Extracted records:

•••••

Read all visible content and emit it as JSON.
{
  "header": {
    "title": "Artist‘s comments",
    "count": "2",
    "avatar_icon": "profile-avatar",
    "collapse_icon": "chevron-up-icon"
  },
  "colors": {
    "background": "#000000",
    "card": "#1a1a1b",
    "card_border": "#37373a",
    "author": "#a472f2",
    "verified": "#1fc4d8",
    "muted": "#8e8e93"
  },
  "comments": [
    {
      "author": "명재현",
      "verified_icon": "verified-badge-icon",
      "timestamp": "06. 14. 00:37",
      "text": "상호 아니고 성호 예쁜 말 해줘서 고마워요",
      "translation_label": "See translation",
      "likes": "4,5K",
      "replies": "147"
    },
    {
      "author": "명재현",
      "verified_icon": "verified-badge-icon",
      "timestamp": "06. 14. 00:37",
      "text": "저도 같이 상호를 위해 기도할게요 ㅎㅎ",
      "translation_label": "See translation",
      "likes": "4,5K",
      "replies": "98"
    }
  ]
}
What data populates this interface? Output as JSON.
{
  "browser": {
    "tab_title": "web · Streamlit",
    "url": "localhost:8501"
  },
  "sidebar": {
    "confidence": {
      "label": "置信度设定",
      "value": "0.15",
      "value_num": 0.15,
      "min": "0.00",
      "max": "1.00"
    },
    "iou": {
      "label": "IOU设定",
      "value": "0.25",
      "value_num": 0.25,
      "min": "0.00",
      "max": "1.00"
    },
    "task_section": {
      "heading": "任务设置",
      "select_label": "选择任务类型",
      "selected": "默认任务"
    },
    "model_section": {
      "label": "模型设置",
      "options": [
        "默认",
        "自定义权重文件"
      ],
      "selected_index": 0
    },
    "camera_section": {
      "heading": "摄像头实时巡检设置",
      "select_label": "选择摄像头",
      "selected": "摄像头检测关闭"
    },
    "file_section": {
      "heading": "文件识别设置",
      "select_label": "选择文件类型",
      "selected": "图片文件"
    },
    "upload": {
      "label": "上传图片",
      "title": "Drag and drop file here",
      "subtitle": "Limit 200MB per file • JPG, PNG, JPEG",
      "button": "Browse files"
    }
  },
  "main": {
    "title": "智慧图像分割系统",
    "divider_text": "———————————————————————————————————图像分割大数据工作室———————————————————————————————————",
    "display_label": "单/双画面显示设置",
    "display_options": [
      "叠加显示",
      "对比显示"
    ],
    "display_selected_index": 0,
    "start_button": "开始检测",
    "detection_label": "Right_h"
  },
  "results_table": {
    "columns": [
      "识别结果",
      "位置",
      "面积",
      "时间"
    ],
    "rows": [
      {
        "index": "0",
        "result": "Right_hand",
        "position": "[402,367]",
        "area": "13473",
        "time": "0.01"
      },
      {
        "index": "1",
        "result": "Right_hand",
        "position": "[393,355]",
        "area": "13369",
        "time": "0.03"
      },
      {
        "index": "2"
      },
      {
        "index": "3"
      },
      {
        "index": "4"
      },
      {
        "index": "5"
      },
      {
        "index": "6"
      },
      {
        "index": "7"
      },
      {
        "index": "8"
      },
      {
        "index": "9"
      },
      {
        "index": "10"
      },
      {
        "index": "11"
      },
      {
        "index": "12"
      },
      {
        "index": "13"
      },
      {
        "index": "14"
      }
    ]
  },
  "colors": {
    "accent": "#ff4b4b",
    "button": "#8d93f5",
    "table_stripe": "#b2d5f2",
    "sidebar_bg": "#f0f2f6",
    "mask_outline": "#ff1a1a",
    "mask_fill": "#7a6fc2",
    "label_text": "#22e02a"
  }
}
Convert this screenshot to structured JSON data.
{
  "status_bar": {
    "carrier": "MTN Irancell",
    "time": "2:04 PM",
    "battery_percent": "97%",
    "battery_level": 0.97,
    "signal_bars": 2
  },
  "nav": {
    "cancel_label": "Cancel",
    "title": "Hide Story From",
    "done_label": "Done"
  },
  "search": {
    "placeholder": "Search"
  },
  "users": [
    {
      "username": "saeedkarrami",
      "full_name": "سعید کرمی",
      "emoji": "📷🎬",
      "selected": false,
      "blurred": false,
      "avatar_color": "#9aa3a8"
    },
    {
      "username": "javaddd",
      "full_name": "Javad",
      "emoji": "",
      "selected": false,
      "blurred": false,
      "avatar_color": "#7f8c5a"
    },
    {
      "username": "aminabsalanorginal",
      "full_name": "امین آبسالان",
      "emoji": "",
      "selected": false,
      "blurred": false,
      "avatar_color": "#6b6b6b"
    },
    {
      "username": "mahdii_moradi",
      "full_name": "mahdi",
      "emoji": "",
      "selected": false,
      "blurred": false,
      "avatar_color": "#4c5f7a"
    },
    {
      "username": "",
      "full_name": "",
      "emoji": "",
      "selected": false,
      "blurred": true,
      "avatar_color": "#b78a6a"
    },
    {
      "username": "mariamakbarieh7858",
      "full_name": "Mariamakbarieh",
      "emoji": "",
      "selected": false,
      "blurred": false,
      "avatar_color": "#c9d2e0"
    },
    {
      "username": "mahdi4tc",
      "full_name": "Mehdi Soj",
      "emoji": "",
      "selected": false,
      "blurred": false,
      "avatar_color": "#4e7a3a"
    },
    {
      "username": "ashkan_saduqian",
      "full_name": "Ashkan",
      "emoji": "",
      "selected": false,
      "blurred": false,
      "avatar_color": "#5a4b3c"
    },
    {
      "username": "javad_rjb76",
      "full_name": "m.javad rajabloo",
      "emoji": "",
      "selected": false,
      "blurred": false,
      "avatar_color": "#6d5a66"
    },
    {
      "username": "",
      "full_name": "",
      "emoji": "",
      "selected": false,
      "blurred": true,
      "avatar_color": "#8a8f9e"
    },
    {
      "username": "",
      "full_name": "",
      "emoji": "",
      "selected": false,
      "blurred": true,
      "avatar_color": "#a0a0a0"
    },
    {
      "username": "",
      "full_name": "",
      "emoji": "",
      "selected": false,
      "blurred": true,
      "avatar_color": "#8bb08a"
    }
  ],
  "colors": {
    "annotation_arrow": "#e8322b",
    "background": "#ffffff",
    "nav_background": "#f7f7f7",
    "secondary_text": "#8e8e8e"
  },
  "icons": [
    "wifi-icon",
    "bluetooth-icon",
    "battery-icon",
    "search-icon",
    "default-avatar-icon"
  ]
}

•••••

### EXERCISE TASK
Exactly reproduce every line found in the records.

### RESULT OF THE TASK
Read all visible content and emit it as JSON.
{
  "header": {
    "title": "Artist‘s comments",
    "count": "2",
    "avatar_icon": "profile-avatar",
    "collapse_icon": "chevron-up-icon"
  },
  "colors": {
    "background": "#000000",
    "card": "#1a1a1b",
    "card_border": "#37373a",
    "author": "#a472f2",
    "verified": "#1fc4d8",
    "muted": "#8e8e93"
  },
  "comments": [
    {
      "author": "명재현",
      "verified_icon": "verified-badge-icon",
      "timestamp": "06. 14. 00:37",
      "text": "상호 아니고 성호 예쁜 말 해줘서 고마워요",
      "translation_label": "See translation",
      "likes": "4,5K",
      "replies": "147"
    },
    {
      "author": "명재현",
      "verified_icon": "verified-badge-icon",
      "timestamp": "06. 14. 00:37",
      "text": "저도 같이 상호를 위해 기도할게요 ㅎㅎ",
      "translation_label": "See translation",
      "likes": "4,5K",
      "replies": "98"
    }
  ]
}
What data populates this interface? Output as JSON.
{
  "browser": {
    "tab_title": "web · Streamlit",
    "url": "localhost:8501"
  },
  "sidebar": {
    "confidence": {
      "label": "置信度设定",
      "value": "0.15",
      "value_num": 0.15,
      "min": "0.00",
      "max": "1.00"
    },
    "iou": {
      "label": "IOU设定",
      "value": "0.25",
      "value_num": 0.25,
      "min": "0.00",
      "max": "1.00"
    },
    "task_section": {
      "heading": "任务设置",
      "select_label": "选择任务类型",
      "selected": "默认任务"
    },
    "model_section": {
      "label": "模型设置",
      "options": [
        "默认",
        "自定义权重文件"
      ],
      "selected_index": 0
    },
    "camera_section": {
      "heading": "摄像头实时巡检设置",
      "select_label": "选择摄像头",
      "selected": "摄像头检测关闭"
    },
    "file_section": {
      "heading": "文件识别设置",
      "select_label": "选择文件类型",
      "selected": "图片文件"
    },
    "upload": {
      "label": "上传图片",
      "title": "Drag and drop file here",
      "subtitle": "Limit 200MB per file • JPG, PNG, JPEG",
      "button": "Browse files"
    }
  },
  "main": {
    "title": "智慧图像分割系统",
    "divider_text": "———————————————————————————————————图像分割大数据工作室———————————————————————————————————",
    "display_label": "单/双画面显示设置",
    "display_options": [
      "叠加显示",
      "对比显示"
    ],
    "display_selected_index": 0,
    "start_button": "开始检测",
    "detection_label": "Right_h"
  },
  "results_table": {
    "columns": [
      "识别结果",
      "位置",
      "面积",
      "时间"
    ],
    "rows": [
      {
        "index": "0",
        "result": "Right_hand",
        "position": "[402,367]",
        "area": "13473",
        "time": "0.01"
      },
      {
        "index": "1",
        "result": "Right_hand",
        "position": "[393,355]",
        "area": "13369",
        "time": "0.03"
      },
      {
        "index": "2"
      },
      {
        "index": "3"
      },
      {
        "index": "4"
      },
      {
        "index": "5"
      },
      {
        "index": "6"
      },
      {
        "index": "7"
      },
      {
        "index": "8"
      },
      {
        "index": "9"
      },
      {
        "index": "10"
      },
      {
        "index": "11"
      },
      {
        "index": "12"
      },
      {
        "index": "13"
      },
      {
        "index": "14"
      }
    ]
  },
  "colors": {
    "accent": "#ff4b4b",
    "button": "#8d93f5",
    "table_stripe": "#b2d5f2",
    "sidebar_bg": "#f0f2f6",
    "mask_outline": "#ff1a1a",
    "mask_fill": "#7a6fc2",
    "label_text": "#22e02a"
  }
}
Convert this screenshot to structured JSON data.
{
  "status_bar": {
    "carrier": "MTN Irancell",
    "time": "2:04 PM",
    "battery_percent": "97%",
    "battery_level": 0.97,
    "signal_bars": 2
  },
  "nav": {
    "cancel_label": "Cancel",
    "title": "Hide Story From",
    "done_label": "Done"
  },
  "search": {
    "placeholder": "Search"
  },
  "users": [
    {
      "username": "saeedkarrami",
      "full_name": "سعید کرمی",
      "emoji": "📷🎬",
      "selected": false,
      "blurred": false,
      "avatar_color": "#9aa3a8"
    },
    {
      "username": "javaddd",
      "full_name": "Javad",
      "emoji": "",
      "selected": false,
      "blurred": false,
      "avatar_color": "#7f8c5a"
    },
    {
      "username": "aminabsalanorginal",
      "full_name": "امین آبسالان",
      "emoji": "",
      "selected": false,
      "blurred": false,
      "avatar_color": "#6b6b6b"
    },
    {
      "username": "mahdii_moradi",
      "full_name": "mahdi",
      "emoji": "",
      "selected": false,
      "blurred": false,
      "avatar_color": "#4c5f7a"
    },
    {
      "username": "",
      "full_name": "",
      "emoji": "",
      "selected": false,
      "blurred": true,
      "avatar_color": "#b78a6a"
    },
    {
      "username": "mariamakbarieh7858",
      "full_name": "Mariamakbarieh",
      "emoji": "",
      "selected": false,
      "blurred": false,
      "avatar_color": "#c9d2e0"
    },
    {
      "username": "mahdi4tc",
      "full_name": "Mehdi Soj",
      "emoji": "",
      "selected": false,
      "blurred": false,
      "avatar_color": "#4e7a3a"
    },
    {
      "username": "ashkan_saduqian",
      "full_name": "Ashkan",
      "emoji": "",
      "selected": false,
      "blurred": false,
      "avatar_color": "#5a4b3c"
    },
    {
      "username": "javad_rjb76",
      "full_name": "m.javad rajabloo",
      "emoji": "",
      "selected": false,
      "blurred": false,
      "avatar_color": "#6d5a66"
    },
    {
      "username": "",
      "full_name": "",
      "emoji": "",
      "selected": false,
      "blurred": true,
      "avatar_color": "#8a8f9e"
    },
    {
      "username": "",
      "full_name": "",
      "emoji": "",
      "selected": false,
      "blurred": true,
      "avatar_color": "#a0a0a0"
    },
    {
      "username": "",
      "full_name": "",
      "emoji": "",
      "selected": false,
      "blurred": true,
      "avatar_color": "#8bb08a"
    }
  ],
  "colors": {
    "annotation_arrow": "#e8322b",
    "background": "#ffffff",
    "nav_background": "#f7f7f7",
    "secondary_text": "#8e8e8e"
  },
  "icons": [
    "wifi-icon",
    "bluetooth-icon",
    "battery-icon",
    "search-icon",
    "default-avatar-icon"
  ]
}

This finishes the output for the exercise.